PROBLEM REQUIREMENTS: Reproduce all entries word for word.

Data entries:
_ _ _ _

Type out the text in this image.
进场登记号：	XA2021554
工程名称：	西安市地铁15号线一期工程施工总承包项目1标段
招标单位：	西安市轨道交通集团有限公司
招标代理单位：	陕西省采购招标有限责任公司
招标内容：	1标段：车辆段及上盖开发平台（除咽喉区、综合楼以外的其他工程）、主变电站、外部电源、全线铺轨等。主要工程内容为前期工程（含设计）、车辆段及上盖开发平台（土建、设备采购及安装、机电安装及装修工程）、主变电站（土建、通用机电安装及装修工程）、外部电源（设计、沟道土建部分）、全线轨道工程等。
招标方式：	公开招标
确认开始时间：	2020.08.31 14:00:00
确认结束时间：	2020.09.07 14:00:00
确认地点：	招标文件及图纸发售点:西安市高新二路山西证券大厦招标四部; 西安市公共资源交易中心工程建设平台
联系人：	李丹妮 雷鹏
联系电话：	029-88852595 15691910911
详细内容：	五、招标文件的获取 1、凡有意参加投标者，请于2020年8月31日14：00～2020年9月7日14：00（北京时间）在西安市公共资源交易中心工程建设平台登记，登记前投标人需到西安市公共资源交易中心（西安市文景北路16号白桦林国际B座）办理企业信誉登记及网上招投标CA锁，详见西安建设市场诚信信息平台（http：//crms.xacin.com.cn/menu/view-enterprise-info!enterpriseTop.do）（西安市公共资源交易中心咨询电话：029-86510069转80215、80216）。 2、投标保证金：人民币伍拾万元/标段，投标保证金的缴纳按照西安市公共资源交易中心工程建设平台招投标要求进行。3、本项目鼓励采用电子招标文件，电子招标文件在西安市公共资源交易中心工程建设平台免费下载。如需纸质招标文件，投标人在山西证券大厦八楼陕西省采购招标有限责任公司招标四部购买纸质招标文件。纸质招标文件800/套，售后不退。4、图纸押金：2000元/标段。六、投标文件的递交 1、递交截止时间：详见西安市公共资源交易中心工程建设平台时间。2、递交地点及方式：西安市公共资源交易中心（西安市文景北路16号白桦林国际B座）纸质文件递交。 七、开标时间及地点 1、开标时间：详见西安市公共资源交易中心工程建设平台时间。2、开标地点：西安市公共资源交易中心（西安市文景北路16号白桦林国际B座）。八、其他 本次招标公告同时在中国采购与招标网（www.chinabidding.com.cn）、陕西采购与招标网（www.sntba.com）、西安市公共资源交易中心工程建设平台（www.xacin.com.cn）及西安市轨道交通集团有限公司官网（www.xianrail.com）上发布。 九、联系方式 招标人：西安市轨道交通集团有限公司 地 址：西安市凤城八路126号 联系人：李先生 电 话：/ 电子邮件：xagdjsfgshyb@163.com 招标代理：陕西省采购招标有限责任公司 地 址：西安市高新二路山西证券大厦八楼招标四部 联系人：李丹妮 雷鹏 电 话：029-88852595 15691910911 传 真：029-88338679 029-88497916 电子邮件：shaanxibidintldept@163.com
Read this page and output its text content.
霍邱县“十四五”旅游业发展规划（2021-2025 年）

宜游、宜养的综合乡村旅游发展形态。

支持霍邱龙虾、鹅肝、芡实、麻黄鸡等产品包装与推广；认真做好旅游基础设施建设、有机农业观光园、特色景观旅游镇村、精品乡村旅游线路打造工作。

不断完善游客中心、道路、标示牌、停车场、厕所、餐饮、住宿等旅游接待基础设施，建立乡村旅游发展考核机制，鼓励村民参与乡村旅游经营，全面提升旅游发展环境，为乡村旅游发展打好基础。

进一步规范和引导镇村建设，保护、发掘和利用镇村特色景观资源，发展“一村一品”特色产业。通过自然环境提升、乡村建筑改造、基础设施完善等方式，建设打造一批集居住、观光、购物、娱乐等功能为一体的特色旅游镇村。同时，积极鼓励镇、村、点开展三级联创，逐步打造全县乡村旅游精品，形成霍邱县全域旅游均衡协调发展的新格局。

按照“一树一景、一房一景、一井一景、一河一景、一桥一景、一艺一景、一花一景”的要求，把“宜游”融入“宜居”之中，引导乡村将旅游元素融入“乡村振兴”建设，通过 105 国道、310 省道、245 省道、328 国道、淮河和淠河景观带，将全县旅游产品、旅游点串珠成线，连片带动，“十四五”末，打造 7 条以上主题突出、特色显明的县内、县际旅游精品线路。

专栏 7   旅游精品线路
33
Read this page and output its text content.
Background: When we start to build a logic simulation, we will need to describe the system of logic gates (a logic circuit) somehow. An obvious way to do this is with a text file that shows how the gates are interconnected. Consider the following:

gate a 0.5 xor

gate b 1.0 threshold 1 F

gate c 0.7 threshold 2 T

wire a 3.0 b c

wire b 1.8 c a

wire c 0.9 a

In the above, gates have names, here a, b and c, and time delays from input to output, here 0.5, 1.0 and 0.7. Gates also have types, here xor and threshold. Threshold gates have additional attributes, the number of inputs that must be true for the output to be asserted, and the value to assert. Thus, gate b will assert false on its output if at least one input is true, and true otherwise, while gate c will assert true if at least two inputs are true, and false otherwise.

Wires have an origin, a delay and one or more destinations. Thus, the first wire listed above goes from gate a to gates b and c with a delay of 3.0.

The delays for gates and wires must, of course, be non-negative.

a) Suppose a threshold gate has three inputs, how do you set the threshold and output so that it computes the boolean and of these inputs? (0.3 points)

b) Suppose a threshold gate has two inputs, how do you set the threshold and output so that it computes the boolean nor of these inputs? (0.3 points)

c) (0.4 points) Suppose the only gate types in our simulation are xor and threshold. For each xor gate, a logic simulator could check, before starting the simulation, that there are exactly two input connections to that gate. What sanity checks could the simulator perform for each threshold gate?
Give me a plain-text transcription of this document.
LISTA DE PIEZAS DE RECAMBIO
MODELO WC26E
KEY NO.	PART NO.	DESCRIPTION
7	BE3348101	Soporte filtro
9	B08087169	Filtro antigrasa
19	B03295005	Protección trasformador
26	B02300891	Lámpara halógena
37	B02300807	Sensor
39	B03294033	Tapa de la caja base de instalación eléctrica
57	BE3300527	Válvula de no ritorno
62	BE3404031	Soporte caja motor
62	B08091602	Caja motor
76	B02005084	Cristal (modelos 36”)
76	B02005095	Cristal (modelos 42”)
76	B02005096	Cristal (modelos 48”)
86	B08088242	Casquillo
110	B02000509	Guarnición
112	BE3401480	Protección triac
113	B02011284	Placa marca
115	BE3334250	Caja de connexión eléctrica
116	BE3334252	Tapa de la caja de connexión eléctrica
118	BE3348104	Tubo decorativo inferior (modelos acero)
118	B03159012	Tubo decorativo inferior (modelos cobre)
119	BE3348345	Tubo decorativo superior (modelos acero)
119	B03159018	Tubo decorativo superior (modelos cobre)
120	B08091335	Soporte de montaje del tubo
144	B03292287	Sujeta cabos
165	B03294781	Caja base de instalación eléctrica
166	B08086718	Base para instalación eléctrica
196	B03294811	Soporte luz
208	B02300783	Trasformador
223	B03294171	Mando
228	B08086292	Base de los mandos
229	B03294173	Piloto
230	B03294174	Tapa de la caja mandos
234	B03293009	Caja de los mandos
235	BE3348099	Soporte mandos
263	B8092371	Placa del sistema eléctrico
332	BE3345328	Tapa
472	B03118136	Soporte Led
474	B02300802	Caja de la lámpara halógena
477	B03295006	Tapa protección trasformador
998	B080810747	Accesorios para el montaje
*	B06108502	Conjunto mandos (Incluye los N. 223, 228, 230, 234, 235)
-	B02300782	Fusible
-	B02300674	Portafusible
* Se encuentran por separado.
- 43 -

_ _ _ _

FULL RESPONSE:
Type out the text in this image.
进场登记号：	XA2021554
工程名称：	西安市地铁15号线一期工程施工总承包项目1标段
招标单位：	西安市轨道交通集团有限公司
招标代理单位：	陕西省采购招标有限责任公司
招标内容：	1标段：车辆段及上盖开发平台（除咽喉区、综合楼以外的其他工程）、主变电站、外部电源、全线铺轨等。主要工程内容为前期工程（含设计）、车辆段及上盖开发平台（土建、设备采购及安装、机电安装及装修工程）、主变电站（土建、通用机电安装及装修工程）、外部电源（设计、沟道土建部分）、全线轨道工程等。
招标方式：	公开招标
确认开始时间：	2020.08.31 14:00:00
确认结束时间：	2020.09.07 14:00:00
确认地点：	招标文件及图纸发售点:西安市高新二路山西证券大厦招标四部; 西安市公共资源交易中心工程建设平台
联系人：	李丹妮 雷鹏
联系电话：	029-88852595 15691910911
详细内容：	五、招标文件的获取 1、凡有意参加投标者，请于2020年8月31日14：00～2020年9月7日14：00（北京时间）在西安市公共资源交易中心工程建设平台登记，登记前投标人需到西安市公共资源交易中心（西安市文景北路16号白桦林国际B座）办理企业信誉登记及网上招投标CA锁，详见西安建设市场诚信信息平台（http：//crms.xacin.com.cn/menu/view-enterprise-info!enterpriseTop.do）（西安市公共资源交易中心咨询电话：029-86510069转80215、80216）。 2、投标保证金：人民币伍拾万元/标段，投标保证金的缴纳按照西安市公共资源交易中心工程建设平台招投标要求进行。3、本项目鼓励采用电子招标文件，电子招标文件在西安市公共资源交易中心工程建设平台免费下载。如需纸质招标文件，投标人在山西证券大厦八楼陕西省采购招标有限责任公司招标四部购买纸质招标文件。纸质招标文件800/套，售后不退。4、图纸押金：2000元/标段。六、投标文件的递交 1、递交截止时间：详见西安市公共资源交易中心工程建设平台时间。2、递交地点及方式：西安市公共资源交易中心（西安市文景北路16号白桦林国际B座）纸质文件递交。 七、开标时间及地点 1、开标时间：详见西安市公共资源交易中心工程建设平台时间。2、开标地点：西安市公共资源交易中心（西安市文景北路16号白桦林国际B座）。八、其他 本次招标公告同时在中国采购与招标网（www.chinabidding.com.cn）、陕西采购与招标网（www.sntba.com）、西安市公共资源交易中心工程建设平台（www.xacin.com.cn）及西安市轨道交通集团有限公司官网（www.xianrail.com）上发布。 九、联系方式 招标人：西安市轨道交通集团有限公司 地 址：西安市凤城八路126号 联系人：李先生 电 话：/ 电子邮件：xagdjsfgshyb@163.com 招标代理：陕西省采购招标有限责任公司 地 址：西安市高新二路山西证券大厦八楼招标四部 联系人：李丹妮 雷鹏 电 话：029-88852595 15691910911 传 真：029-88338679 029-88497916 电子邮件：shaanxibidintldept@163.com
Read this page and output its text content.
霍邱县“十四五”旅游业发展规划（2021-2025 年）

宜游、宜养的综合乡村旅游发展形态。

支持霍邱龙虾、鹅肝、芡实、麻黄鸡等产品包装与推广；认真做好旅游基础设施建设、有机农业观光园、特色景观旅游镇村、精品乡村旅游线路打造工作。

不断完善游客中心、道路、标示牌、停车场、厕所、餐饮、住宿等旅游接待基础设施，建立乡村旅游发展考核机制，鼓励村民参与乡村旅游经营，全面提升旅游发展环境，为乡村旅游发展打好基础。

进一步规范和引导镇村建设，保护、发掘和利用镇村特色景观资源，发展“一村一品”特色产业。通过自然环境提升、乡村建筑改造、基础设施完善等方式，建设打造一批集居住、观光、购物、娱乐等功能为一体的特色旅游镇村。同时，积极鼓励镇、村、点开展三级联创，逐步打造全县乡村旅游精品，形成霍邱县全域旅游均衡协调发展的新格局。

按照“一树一景、一房一景、一井一景、一河一景、一桥一景、一艺一景、一花一景”的要求，把“宜游”融入“宜居”之中，引导乡村将旅游元素融入“乡村振兴”建设，通过 105 国道、310 省道、245 省道、328 国道、淮河和淠河景观带，将全县旅游产品、旅游点串珠成线，连片带动，“十四五”末，打造 7 条以上主题突出、特色显明的县内、县际旅游精品线路。

专栏 7   旅游精品线路
33
Read this page and output its text content.
Background: When we start to build a logic simulation, we will need to describe the system of logic gates (a logic circuit) somehow. An obvious way to do this is with a text file that shows how the gates are interconnected. Consider the following:

gate a 0.5 xor

gate b 1.0 threshold 1 F

gate c 0.7 threshold 2 T

wire a 3.0 b c

wire b 1.8 c a

wire c 0.9 a

In the above, gates have names, here a, b and c, and time delays from input to output, here 0.5, 1.0 and 0.7. Gates also have types, here xor and threshold. Threshold gates have additional attributes, the number of inputs that must be true for the output to be asserted, and the value to assert. Thus, gate b will assert false on its output if at least one input is true, and true otherwise, while gate c will assert true if at least two inputs are true, and false otherwise.

Wires have an origin, a delay and one or more destinations. Thus, the first wire listed above goes from gate a to gates b and c with a delay of 3.0.

The delays for gates and wires must, of course, be non-negative.

a) Suppose a threshold gate has three inputs, how do you set the threshold and output so that it computes the boolean and of these inputs? (0.3 points)

b) Suppose a threshold gate has two inputs, how do you set the threshold and output so that it computes the boolean nor of these inputs? (0.3 points)

c) (0.4 points) Suppose the only gate types in our simulation are xor and threshold. For each xor gate, a logic simulator could check, before starting the simulation, that there are exactly two input connections to that gate. What sanity checks could the simulator perform for each threshold gate?
Give me a plain-text transcription of this document.
LISTA DE PIEZAS DE RECAMBIO
MODELO WC26E
KEY NO.	PART NO.	DESCRIPTION
7	BE3348101	Soporte filtro
9	B08087169	Filtro antigrasa
19	B03295005	Protección trasformador
26	B02300891	Lámpara halógena
37	B02300807	Sensor
39	B03294033	Tapa de la caja base de instalación eléctrica
57	BE3300527	Válvula de no ritorno
62	BE3404031	Soporte caja motor
62	B08091602	Caja motor
76	B02005084	Cristal (modelos 36”)
76	B02005095	Cristal (modelos 42”)
76	B02005096	Cristal (modelos 48”)
86	B08088242	Casquillo
110	B02000509	Guarnición
112	BE3401480	Protección triac
113	B02011284	Placa marca
115	BE3334250	Caja de connexión eléctrica
116	BE3334252	Tapa de la caja de connexión eléctrica
118	BE3348104	Tubo decorativo inferior (modelos acero)
118	B03159012	Tubo decorativo inferior (modelos cobre)
119	BE3348345	Tubo decorativo superior (modelos acero)
119	B03159018	Tubo decorativo superior (modelos cobre)
120	B08091335	Soporte de montaje del tubo
144	B03292287	Sujeta cabos
165	B03294781	Caja base de instalación eléctrica
166	B08086718	Base para instalación eléctrica
196	B03294811	Soporte luz
208	B02300783	Trasformador
223	B03294171	Mando
228	B08086292	Base de los mandos
229	B03294173	Piloto
230	B03294174	Tapa de la caja mandos
234	B03293009	Caja de los mandos
235	BE3348099	Soporte mandos
263	B8092371	Placa del sistema eléctrico
332	BE3345328	Tapa
472	B03118136	Soporte Led
474	B02300802	Caja de la lámpara halógena
477	B03295006	Tapa protección trasformador
998	B080810747	Accesorios para el montaje
*	B06108502	Conjunto mandos (Incluye los N. 223, 228, 230, 234, 235)
-	B02300782	Fusible
-	B02300674	Portafusible
* Se encuentran por separado.
- 43 -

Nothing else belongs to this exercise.